● **Records**
# # # # # # #

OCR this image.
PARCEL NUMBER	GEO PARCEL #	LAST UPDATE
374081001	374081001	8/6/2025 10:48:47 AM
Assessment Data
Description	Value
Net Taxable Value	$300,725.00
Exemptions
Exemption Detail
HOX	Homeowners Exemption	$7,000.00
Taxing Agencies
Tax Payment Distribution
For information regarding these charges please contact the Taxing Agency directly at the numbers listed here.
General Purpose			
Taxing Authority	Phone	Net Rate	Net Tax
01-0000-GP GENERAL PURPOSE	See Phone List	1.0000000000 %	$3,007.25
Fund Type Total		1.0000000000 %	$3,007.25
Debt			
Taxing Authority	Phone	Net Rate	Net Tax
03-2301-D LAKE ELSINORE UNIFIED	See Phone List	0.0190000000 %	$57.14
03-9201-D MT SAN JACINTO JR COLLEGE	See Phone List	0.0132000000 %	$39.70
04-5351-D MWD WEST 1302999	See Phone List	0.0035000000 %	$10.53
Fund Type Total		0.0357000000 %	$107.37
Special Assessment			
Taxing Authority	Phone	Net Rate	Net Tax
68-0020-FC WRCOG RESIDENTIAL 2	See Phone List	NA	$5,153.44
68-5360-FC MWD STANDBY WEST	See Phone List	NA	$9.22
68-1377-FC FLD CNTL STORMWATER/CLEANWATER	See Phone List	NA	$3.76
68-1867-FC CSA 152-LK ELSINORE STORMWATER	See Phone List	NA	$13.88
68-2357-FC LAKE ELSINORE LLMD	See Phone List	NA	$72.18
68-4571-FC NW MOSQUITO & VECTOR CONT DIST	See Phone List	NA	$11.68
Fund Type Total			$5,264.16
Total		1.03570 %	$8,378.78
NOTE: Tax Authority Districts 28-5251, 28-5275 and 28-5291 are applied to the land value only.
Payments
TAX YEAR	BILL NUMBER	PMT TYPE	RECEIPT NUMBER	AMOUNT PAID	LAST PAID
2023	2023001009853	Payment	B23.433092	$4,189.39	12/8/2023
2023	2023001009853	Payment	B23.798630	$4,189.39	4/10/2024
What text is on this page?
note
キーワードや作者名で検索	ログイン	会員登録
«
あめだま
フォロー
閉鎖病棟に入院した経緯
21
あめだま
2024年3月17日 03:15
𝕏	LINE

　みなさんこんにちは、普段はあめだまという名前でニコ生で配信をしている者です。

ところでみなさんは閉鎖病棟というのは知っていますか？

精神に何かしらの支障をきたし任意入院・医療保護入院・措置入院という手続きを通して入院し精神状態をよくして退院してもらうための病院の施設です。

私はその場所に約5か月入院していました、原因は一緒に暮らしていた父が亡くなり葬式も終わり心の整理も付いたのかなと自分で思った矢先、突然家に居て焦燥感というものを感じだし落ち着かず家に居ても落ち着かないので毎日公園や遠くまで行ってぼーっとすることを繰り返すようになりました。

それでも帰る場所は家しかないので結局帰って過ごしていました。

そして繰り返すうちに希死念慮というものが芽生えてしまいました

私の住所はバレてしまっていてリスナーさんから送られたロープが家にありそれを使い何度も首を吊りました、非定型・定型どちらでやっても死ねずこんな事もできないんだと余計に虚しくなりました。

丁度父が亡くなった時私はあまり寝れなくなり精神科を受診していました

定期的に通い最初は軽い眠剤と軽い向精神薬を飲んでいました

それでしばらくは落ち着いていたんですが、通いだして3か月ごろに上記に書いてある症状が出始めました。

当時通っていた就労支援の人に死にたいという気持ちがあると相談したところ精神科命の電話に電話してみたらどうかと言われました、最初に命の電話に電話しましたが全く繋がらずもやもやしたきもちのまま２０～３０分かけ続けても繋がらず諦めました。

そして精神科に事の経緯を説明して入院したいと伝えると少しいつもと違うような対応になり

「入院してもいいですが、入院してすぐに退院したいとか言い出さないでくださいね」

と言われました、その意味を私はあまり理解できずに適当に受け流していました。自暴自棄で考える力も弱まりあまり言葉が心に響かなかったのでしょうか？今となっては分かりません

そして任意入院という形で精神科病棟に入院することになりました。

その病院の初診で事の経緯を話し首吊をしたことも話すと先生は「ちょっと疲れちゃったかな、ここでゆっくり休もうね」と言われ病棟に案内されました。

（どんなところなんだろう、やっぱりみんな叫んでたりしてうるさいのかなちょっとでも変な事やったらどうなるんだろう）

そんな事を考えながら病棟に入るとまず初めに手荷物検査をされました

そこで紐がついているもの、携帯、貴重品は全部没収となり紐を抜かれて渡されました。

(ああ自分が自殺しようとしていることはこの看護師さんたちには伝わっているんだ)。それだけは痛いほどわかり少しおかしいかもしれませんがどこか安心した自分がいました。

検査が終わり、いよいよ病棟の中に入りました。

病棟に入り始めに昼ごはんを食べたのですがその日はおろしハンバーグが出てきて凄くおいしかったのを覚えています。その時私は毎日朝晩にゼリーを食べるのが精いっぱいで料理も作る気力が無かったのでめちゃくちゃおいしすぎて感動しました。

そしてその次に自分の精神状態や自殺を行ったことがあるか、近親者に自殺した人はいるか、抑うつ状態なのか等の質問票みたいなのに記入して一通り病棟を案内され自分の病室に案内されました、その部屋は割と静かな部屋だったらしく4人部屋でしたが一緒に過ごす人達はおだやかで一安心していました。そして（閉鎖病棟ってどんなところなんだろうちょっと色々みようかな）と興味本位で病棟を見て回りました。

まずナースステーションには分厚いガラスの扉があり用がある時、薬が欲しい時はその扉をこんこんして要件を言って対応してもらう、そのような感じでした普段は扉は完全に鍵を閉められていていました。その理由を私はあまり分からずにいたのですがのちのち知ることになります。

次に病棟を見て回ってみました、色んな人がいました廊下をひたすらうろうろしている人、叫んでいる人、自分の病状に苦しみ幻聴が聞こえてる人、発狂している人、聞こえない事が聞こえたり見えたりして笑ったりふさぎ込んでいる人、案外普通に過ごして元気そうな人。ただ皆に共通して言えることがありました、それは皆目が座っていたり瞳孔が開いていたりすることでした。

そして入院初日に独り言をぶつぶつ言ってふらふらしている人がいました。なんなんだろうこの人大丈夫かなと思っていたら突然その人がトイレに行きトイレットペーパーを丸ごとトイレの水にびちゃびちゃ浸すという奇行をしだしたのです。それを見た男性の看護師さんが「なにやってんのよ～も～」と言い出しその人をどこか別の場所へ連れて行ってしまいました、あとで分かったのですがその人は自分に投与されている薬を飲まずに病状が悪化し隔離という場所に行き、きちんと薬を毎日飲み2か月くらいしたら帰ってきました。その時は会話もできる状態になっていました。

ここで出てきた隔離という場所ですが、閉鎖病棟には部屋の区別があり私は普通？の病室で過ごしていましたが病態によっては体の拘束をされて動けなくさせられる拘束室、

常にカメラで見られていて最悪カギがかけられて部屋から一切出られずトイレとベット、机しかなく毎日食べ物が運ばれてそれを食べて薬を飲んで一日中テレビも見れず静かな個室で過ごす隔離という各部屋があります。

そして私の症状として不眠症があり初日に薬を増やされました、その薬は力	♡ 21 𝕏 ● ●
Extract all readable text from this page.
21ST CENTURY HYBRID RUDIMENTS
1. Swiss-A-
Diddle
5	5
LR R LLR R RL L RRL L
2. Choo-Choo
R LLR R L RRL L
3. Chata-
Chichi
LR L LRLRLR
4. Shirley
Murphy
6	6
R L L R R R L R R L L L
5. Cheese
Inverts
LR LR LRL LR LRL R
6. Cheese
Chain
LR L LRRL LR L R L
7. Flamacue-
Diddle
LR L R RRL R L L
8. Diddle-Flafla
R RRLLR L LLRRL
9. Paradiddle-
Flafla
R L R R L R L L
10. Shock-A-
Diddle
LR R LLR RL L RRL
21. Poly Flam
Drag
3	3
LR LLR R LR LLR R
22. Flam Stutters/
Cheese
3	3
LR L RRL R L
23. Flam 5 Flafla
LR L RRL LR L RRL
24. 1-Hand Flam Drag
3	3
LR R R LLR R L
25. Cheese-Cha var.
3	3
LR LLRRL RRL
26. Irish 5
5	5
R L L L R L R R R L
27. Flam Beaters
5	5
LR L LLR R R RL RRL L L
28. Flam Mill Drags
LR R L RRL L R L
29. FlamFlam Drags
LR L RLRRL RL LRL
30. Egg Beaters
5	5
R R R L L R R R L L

# # # # # # #

● **What needs to be done**
Using the material above, gather every line that includes "WEST".

● **Response to the exercise**
04-5351-D MWD WEST 1302999	See Phone List	0.0035000000 %	$10.53
68-5360-FC MWD STANDBY WEST	See Phone List	NA	$9.22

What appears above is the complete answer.